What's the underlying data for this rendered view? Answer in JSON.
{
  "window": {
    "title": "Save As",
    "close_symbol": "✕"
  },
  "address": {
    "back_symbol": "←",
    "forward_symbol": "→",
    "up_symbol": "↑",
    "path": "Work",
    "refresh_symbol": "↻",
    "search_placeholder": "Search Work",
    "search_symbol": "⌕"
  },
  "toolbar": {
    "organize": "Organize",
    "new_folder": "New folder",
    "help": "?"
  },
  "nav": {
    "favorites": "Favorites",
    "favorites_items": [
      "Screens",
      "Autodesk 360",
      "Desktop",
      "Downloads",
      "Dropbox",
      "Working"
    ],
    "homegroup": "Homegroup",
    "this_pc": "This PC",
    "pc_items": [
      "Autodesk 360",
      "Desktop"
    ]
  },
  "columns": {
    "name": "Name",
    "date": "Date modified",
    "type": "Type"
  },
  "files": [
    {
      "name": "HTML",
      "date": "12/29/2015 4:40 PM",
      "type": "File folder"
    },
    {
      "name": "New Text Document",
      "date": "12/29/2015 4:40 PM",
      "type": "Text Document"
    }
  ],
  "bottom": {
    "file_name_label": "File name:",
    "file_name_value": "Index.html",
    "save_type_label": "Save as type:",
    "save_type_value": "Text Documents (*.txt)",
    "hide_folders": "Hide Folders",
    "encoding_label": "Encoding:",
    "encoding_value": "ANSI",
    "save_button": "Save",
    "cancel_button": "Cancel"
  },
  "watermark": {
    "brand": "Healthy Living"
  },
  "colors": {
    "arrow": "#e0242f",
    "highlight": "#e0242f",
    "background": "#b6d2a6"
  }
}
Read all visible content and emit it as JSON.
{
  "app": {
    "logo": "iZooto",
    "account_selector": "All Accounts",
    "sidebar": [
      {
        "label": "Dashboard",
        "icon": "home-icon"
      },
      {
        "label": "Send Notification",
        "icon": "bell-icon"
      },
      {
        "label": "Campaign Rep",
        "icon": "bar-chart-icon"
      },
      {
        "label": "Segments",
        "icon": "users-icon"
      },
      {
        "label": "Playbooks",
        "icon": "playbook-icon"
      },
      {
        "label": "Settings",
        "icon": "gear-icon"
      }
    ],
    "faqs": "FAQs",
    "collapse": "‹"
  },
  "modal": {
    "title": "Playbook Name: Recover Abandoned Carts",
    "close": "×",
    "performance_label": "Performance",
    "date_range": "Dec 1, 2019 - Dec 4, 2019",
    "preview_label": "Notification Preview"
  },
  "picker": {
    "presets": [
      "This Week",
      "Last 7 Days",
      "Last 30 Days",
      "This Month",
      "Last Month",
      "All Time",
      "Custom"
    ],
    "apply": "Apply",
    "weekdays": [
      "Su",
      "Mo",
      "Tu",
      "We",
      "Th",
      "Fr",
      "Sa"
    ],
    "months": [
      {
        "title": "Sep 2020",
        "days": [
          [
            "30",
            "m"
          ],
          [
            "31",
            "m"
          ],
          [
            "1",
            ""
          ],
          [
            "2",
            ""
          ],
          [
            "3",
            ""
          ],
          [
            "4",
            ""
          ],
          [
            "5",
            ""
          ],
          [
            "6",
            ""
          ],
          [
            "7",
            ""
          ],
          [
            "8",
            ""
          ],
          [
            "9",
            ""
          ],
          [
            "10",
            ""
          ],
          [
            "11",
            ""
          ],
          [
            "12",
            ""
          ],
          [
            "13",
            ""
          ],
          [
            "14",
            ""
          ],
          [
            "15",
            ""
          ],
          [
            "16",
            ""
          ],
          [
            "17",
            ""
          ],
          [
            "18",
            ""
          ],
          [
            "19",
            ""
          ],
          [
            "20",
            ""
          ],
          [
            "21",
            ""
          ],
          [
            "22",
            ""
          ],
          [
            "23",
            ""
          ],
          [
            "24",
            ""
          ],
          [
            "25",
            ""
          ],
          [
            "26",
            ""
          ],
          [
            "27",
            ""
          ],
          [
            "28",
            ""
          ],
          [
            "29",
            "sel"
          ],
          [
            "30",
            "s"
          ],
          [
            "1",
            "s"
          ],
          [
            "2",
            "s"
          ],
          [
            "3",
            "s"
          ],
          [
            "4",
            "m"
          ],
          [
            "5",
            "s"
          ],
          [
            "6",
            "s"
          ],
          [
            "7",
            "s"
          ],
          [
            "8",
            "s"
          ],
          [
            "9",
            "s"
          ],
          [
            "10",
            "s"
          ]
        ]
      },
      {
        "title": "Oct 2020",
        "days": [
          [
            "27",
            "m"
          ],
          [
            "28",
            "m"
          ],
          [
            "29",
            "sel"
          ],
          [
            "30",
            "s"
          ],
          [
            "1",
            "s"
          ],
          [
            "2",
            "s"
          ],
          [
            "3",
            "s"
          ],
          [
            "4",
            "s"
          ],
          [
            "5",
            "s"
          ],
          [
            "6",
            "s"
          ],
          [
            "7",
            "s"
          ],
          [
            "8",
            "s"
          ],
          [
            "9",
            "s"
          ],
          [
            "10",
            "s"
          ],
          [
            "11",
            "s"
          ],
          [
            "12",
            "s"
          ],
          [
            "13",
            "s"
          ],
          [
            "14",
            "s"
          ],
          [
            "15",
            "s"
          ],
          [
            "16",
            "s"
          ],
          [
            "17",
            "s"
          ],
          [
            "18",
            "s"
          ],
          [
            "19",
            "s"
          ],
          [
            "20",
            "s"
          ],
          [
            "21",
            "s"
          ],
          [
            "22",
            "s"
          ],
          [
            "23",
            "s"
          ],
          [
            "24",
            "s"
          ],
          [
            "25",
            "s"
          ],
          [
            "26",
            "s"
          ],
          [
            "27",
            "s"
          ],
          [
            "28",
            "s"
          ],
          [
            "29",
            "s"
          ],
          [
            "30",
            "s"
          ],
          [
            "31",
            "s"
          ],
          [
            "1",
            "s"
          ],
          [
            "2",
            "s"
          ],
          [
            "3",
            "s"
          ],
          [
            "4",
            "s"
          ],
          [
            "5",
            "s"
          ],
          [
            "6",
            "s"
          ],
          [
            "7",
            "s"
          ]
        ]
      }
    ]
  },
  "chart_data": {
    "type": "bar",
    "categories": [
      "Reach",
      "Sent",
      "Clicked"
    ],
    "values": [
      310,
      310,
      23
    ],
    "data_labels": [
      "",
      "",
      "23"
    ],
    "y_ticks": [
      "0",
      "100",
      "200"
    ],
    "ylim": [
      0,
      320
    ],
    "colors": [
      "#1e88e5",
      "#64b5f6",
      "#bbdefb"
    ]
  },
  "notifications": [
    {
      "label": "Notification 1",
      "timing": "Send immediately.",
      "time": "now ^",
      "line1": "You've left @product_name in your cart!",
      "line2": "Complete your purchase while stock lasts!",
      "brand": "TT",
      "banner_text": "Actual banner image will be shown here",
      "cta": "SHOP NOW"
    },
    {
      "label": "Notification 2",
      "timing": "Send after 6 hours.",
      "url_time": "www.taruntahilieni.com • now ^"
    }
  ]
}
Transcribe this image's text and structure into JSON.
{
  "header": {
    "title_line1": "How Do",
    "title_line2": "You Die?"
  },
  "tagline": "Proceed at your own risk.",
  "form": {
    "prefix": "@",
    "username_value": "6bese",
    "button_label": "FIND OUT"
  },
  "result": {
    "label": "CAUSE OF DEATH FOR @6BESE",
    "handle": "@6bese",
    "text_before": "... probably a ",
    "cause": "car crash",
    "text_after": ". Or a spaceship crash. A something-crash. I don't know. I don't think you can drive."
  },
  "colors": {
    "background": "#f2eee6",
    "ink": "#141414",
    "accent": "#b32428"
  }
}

Task brief:
Transcribe all of the entries without altering anything.

The answer:
What's the underlying data for this rendered view? Answer in JSON.
{
  "window": {
    "title": "Save As",
    "close_symbol": "✕"
  },
  "address": {
    "back_symbol": "←",
    "forward_symbol": "→",
    "up_symbol": "↑",
    "path": "Work",
    "refresh_symbol": "↻",
    "search_placeholder": "Search Work",
    "search_symbol": "⌕"
  },
  "toolbar": {
    "organize": "Organize",
    "new_folder": "New folder",
    "help": "?"
  },
  "nav": {
    "favorites": "Favorites",
    "favorites_items": [
      "Screens",
      "Autodesk 360",
      "Desktop",
      "Downloads",
      "Dropbox",
      "Working"
    ],
    "homegroup": "Homegroup",
    "this_pc": "This PC",
    "pc_items": [
      "Autodesk 360",
      "Desktop"
    ]
  },
  "columns": {
    "name": "Name",
    "date": "Date modified",
    "type": "Type"
  },
  "files": [
    {
      "name": "HTML",
      "date": "12/29/2015 4:40 PM",
      "type": "File folder"
    },
    {
      "name": "New Text Document",
      "date": "12/29/2015 4:40 PM",
      "type": "Text Document"
    }
  ],
  "bottom": {
    "file_name_label": "File name:",
    "file_name_value": "Index.html",
    "save_type_label": "Save as type:",
    "save_type_value": "Text Documents (*.txt)",
    "hide_folders": "Hide Folders",
    "encoding_label": "Encoding:",
    "encoding_value": "ANSI",
    "save_button": "Save",
    "cancel_button": "Cancel"
  },
  "watermark": {
    "brand": "Healthy Living"
  },
  "colors": {
    "arrow": "#e0242f",
    "highlight": "#e0242f",
    "background": "#b6d2a6"
  }
}
Read all visible content and emit it as JSON.
{
  "app": {
    "logo": "iZooto",
    "account_selector": "All Accounts",
    "sidebar": [
      {
        "label": "Dashboard",
        "icon": "home-icon"
      },
      {
        "label": "Send Notification",
        "icon": "bell-icon"
      },
      {
        "label": "Campaign Rep",
        "icon": "bar-chart-icon"
      },
      {
        "label": "Segments",
        "icon": "users-icon"
      },
      {
        "label": "Playbooks",
        "icon": "playbook-icon"
      },
      {
        "label": "Settings",
        "icon": "gear-icon"
      }
    ],
    "faqs": "FAQs",
    "collapse": "‹"
  },
  "modal": {
    "title": "Playbook Name: Recover Abandoned Carts",
    "close": "×",
    "performance_label": "Performance",
    "date_range": "Dec 1, 2019 - Dec 4, 2019",
    "preview_label": "Notification Preview"
  },
  "picker": {
    "presets": [
      "This Week",
      "Last 7 Days",
      "Last 30 Days",
      "This Month",
      "Last Month",
      "All Time",
      "Custom"
    ],
    "apply": "Apply",
    "weekdays": [
      "Su",
      "Mo",
      "Tu",
      "We",
      "Th",
      "Fr",
      "Sa"
    ],
    "months": [
      {
        "title": "Sep 2020",
        "days": [
          [
            "30",
            "m"
          ],
          [
            "31",
            "m"
          ],
          [
            "1",
            ""
          ],
          [
            "2",
            ""
          ],
          [
            "3",
            ""
          ],
          [
            "4",
            ""
          ],
          [
            "5",
            ""
          ],
          [
            "6",
            ""
          ],
          [
            "7",
            ""
          ],
          [
            "8",
            ""
          ],
          [
            "9",
            ""
          ],
          [
            "10",
            ""
          ],
          [
            "11",
            ""
          ],
          [
            "12",
            ""
          ],
          [
            "13",
            ""
          ],
          [
            "14",
            ""
          ],
          [
            "15",
            ""
          ],
          [
            "16",
            ""
          ],
          [
            "17",
            ""
          ],
          [
            "18",
            ""
          ],
          [
            "19",
            ""
          ],
          [
            "20",
            ""
          ],
          [
            "21",
            ""
          ],
          [
            "22",
            ""
          ],
          [
            "23",
            ""
          ],
          [
            "24",
            ""
          ],
          [
            "25",
            ""
          ],
          [
            "26",
            ""
          ],
          [
            "27",
            ""
          ],
          [
            "28",
            ""
          ],
          [
            "29",
            "sel"
          ],
          [
            "30",
            "s"
          ],
          [
            "1",
            "s"
          ],
          [
            "2",
            "s"
          ],
          [
            "3",
            "s"
          ],
          [
            "4",
            "m"
          ],
          [
            "5",
            "s"
          ],
          [
            "6",
            "s"
          ],
          [
            "7",
            "s"
          ],
          [
            "8",
            "s"
          ],
          [
            "9",
            "s"
          ],
          [
            "10",
            "s"
          ]
        ]
      },
      {
        "title": "Oct 2020",
        "days": [
          [
            "27",
            "m"
          ],
          [
            "28",
            "m"
          ],
          [
            "29",
            "sel"
          ],
          [
            "30",
            "s"
          ],
          [
            "1",
            "s"
          ],
          [
            "2",
            "s"
          ],
          [
            "3",
            "s"
          ],
          [
            "4",
            "s"
          ],
          [
            "5",
            "s"
          ],
          [
            "6",
            "s"
          ],
          [
            "7",
            "s"
          ],
          [
            "8",
            "s"
          ],
          [
            "9",
            "s"
          ],
          [
            "10",
            "s"
          ],
          [
            "11",
            "s"
          ],
          [
            "12",
            "s"
          ],
          [
            "13",
            "s"
          ],
          [
            "14",
            "s"
          ],
          [
            "15",
            "s"
          ],
          [
            "16",
            "s"
          ],
          [
            "17",
            "s"
          ],
          [
            "18",
            "s"
          ],
          [
            "19",
            "s"
          ],
          [
            "20",
            "s"
          ],
          [
            "21",
            "s"
          ],
          [
            "22",
            "s"
          ],
          [
            "23",
            "s"
          ],
          [
            "24",
            "s"
          ],
          [
            "25",
            "s"
          ],
          [
            "26",
            "s"
          ],
          [
            "27",
            "s"
          ],
          [
            "28",
            "s"
          ],
          [
            "29",
            "s"
          ],
          [
            "30",
            "s"
          ],
          [
            "31",
            "s"
          ],
          [
            "1",
            "s"
          ],
          [
            "2",
            "s"
          ],
          [
            "3",
            "s"
          ],
          [
            "4",
            "s"
          ],
          [
            "5",
            "s"
          ],
          [
            "6",
            "s"
          ],
          [
            "7",
            "s"
          ]
        ]
      }
    ]
  },
  "chart_data": {
    "type": "bar",
    "categories": [
      "Reach",
      "Sent",
      "Clicked"
    ],
    "values": [
      310,
      310,
      23
    ],
    "data_labels": [
      "",
      "",
      "23"
    ],
    "y_ticks": [
      "0",
      "100",
      "200"
    ],
    "ylim": [
      0,
      320
    ],
    "colors": [
      "#1e88e5",
      "#64b5f6",
      "#bbdefb"
    ]
  },
  "notifications": [
    {
      "label": "Notification 1",
      "timing": "Send immediately.",
      "time": "now ^",
      "line1": "You've left @product_name in your cart!",
      "line2": "Complete your purchase while stock lasts!",
      "brand": "TT",
      "banner_text": "Actual banner image will be shown here",
      "cta": "SHOP NOW"
    },
    {
      "label": "Notification 2",
      "timing": "Send after 6 hours.",
      "url_time": "www.taruntahilieni.com • now ^"
    }
  ]
}
Transcribe this image's text and structure into JSON.
{
  "header": {
    "title_line1": "How Do",
    "title_line2": "You Die?"
  },
  "tagline": "Proceed at your own risk.",
  "form": {
    "prefix": "@",
    "username_value": "6bese",
    "button_label": "FIND OUT"
  },
  "result": {
    "label": "CAUSE OF DEATH FOR @6BESE",
    "handle": "@6bese",
    "text_before": "... probably a ",
    "cause": "car crash",
    "text_after": ". Or a spaceship crash. A something-crash. I don't know. I don't think you can drive."
  },
  "colors": {
    "background": "#f2eee6",
    "ink": "#141414",
    "accent": "#b32428"
  }
}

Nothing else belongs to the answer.